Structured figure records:
= = = =
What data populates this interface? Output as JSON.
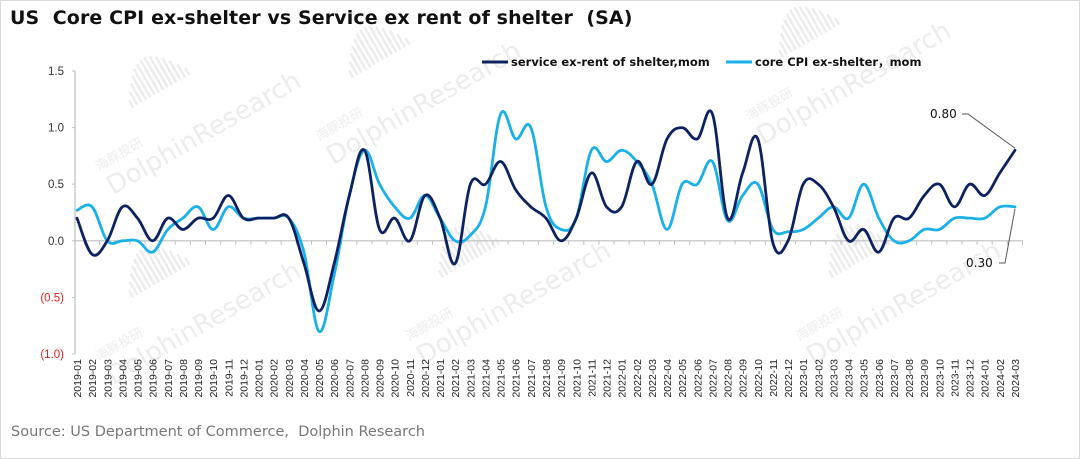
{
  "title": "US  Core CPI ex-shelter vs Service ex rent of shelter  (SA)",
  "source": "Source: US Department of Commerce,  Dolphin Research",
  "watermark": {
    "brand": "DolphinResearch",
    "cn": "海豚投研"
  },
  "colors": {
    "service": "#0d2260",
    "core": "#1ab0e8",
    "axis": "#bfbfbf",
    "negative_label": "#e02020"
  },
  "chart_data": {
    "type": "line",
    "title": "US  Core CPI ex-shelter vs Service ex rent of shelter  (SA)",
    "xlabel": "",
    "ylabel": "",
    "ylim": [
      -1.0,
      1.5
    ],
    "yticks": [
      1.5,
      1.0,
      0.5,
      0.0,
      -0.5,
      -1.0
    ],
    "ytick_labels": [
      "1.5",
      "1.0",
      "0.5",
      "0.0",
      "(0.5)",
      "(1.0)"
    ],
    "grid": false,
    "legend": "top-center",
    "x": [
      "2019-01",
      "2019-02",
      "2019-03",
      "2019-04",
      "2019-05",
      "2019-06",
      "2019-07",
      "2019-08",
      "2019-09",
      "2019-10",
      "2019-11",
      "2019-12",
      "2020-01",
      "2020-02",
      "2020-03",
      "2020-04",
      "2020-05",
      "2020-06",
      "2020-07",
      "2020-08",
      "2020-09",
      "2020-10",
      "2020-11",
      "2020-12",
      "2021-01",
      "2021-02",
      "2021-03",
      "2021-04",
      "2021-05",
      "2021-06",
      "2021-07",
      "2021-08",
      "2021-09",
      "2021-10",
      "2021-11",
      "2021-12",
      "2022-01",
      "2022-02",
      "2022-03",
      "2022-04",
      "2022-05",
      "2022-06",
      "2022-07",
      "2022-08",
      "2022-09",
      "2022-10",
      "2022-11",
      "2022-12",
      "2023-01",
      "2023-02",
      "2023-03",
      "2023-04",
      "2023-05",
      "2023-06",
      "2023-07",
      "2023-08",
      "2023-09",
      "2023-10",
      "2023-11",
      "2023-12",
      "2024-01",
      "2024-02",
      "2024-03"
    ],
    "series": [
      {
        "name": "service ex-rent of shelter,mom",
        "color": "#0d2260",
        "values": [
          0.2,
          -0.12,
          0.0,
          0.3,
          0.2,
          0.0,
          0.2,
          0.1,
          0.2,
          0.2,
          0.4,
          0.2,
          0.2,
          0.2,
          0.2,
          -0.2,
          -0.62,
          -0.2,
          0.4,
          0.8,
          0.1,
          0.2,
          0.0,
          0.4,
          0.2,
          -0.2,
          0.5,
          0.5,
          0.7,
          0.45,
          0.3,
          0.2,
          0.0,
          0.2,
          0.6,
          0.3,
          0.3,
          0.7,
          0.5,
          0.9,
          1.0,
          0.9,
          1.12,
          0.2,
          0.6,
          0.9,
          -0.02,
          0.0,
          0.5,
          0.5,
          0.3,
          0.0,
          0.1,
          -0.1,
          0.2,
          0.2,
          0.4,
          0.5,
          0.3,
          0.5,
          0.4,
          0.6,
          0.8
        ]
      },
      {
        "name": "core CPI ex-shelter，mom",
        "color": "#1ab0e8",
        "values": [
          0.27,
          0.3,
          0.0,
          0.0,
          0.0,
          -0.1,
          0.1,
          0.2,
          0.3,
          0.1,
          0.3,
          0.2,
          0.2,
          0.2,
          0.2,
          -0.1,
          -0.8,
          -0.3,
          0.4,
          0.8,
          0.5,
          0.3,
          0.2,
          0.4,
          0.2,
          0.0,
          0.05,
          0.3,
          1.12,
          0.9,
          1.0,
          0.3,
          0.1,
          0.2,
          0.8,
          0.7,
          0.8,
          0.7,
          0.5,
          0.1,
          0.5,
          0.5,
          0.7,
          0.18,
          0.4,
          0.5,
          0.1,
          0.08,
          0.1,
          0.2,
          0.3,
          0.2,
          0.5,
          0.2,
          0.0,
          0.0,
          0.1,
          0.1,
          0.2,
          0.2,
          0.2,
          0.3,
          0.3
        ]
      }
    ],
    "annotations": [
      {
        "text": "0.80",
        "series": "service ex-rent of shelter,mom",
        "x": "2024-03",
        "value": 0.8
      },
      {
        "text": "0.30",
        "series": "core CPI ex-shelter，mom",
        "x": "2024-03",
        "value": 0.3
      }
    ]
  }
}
= = = =
## To be done
Without including any picture, repeat the data exactly.

## Result below
What data populates this interface? Output as JSON.
{
  "title": "US  Core CPI ex-shelter vs Service ex rent of shelter  (SA)",
  "source": "Source: US Department of Commerce,  Dolphin Research",
  "watermark": {
    "brand": "DolphinResearch",
    "cn": "海豚投研"
  },
  "colors": {
    "service": "#0d2260",
    "core": "#1ab0e8",
    "axis": "#bfbfbf",
    "negative_label": "#e02020"
  },
  "chart_data": {
    "type": "line",
    "title": "US  Core CPI ex-shelter vs Service ex rent of shelter  (SA)",
    "xlabel": "",
    "ylabel": "",
    "ylim": [
      -1.0,
      1.5
    ],
    "yticks": [
      1.5,
      1.0,
      0.5,
      0.0,
      -0.5,
      -1.0
    ],
    "ytick_labels": [
      "1.5",
      "1.0",
      "0.5",
      "0.0",
      "(0.5)",
      "(1.0)"
    ],
    "grid": false,
    "legend": "top-center",
    "x": [
      "2019-01",
      "2019-02",
      "2019-03",
      "2019-04",
      "2019-05",
      "2019-06",
      "2019-07",
      "2019-08",
      "2019-09",
      "2019-10",
      "2019-11",
      "2019-12",
      "2020-01",
      "2020-02",
      "2020-03",
      "2020-04",
      "2020-05",
      "2020-06",
      "2020-07",
      "2020-08",
      "2020-09",
      "2020-10",
      "2020-11",
      "2020-12",
      "2021-01",
      "2021-02",
      "2021-03",
      "2021-04",
      "2021-05",
      "2021-06",
      "2021-07",
      "2021-08",
      "2021-09",
      "2021-10",
      "2021-11",
      "2021-12",
      "2022-01",
      "2022-02",
      "2022-03",
      "2022-04",
      "2022-05",
      "2022-06",
      "2022-07",
      "2022-08",
      "2022-09",
      "2022-10",
      "2022-11",
      "2022-12",
      "2023-01",
      "2023-02",
      "2023-03",
      "2023-04",
      "2023-05",
      "2023-06",
      "2023-07",
      "2023-08",
      "2023-09",
      "2023-10",
      "2023-11",
      "2023-12",
      "2024-01",
      "2024-02",
      "2024-03"
    ],
    "series": [
      {
        "name": "service ex-rent of shelter,mom",
        "color": "#0d2260",
        "values": [
          0.2,
          -0.12,
          0.0,
          0.3,
          0.2,
          0.0,
          0.2,
          0.1,
          0.2,
          0.2,
          0.4,
          0.2,
          0.2,
          0.2,
          0.2,
          -0.2,
          -0.62,
          -0.2,
          0.4,
          0.8,
          0.1,
          0.2,
          0.0,
          0.4,
          0.2,
          -0.2,
          0.5,
          0.5,
          0.7,
          0.45,
          0.3,
          0.2,
          0.0,
          0.2,
          0.6,
          0.3,
          0.3,
          0.7,
          0.5,
          0.9,
          1.0,
          0.9,
          1.12,
          0.2,
          0.6,
          0.9,
          -0.02,
          0.0,
          0.5,
          0.5,
          0.3,
          0.0,
          0.1,
          -0.1,
          0.2,
          0.2,
          0.4,
          0.5,
          0.3,
          0.5,
          0.4,
          0.6,
          0.8
        ]
      },
      {
        "name": "core CPI ex-shelter，mom",
        "color": "#1ab0e8",
        "values": [
          0.27,
          0.3,
          0.0,
          0.0,
          0.0,
          -0.1,
          0.1,
          0.2,
          0.3,
          0.1,
          0.3,
          0.2,
          0.2,
          0.2,
          0.2,
          -0.1,
          -0.8,
          -0.3,
          0.4,
          0.8,
          0.5,
          0.3,
          0.2,
          0.4,
          0.2,
          0.0,
          0.05,
          0.3,
          1.12,
          0.9,
          1.0,
          0.3,
          0.1,
          0.2,
          0.8,
          0.7,
          0.8,
          0.7,
          0.5,
          0.1,
          0.5,
          0.5,
          0.7,
          0.18,
          0.4,
          0.5,
          0.1,
          0.08,
          0.1,
          0.2,
          0.3,
          0.2,
          0.5,
          0.2,
          0.0,
          0.0,
          0.1,
          0.1,
          0.2,
          0.2,
          0.2,
          0.3,
          0.3
        ]
      }
    ],
    "annotations": [
      {
        "text": "0.80",
        "series": "service ex-rent of shelter,mom",
        "x": "2024-03",
        "value": 0.8
      },
      {
        "text": "0.30",
        "series": "core CPI ex-shelter，mom",
        "x": "2024-03",
        "value": 0.3
      }
    ]
  }
}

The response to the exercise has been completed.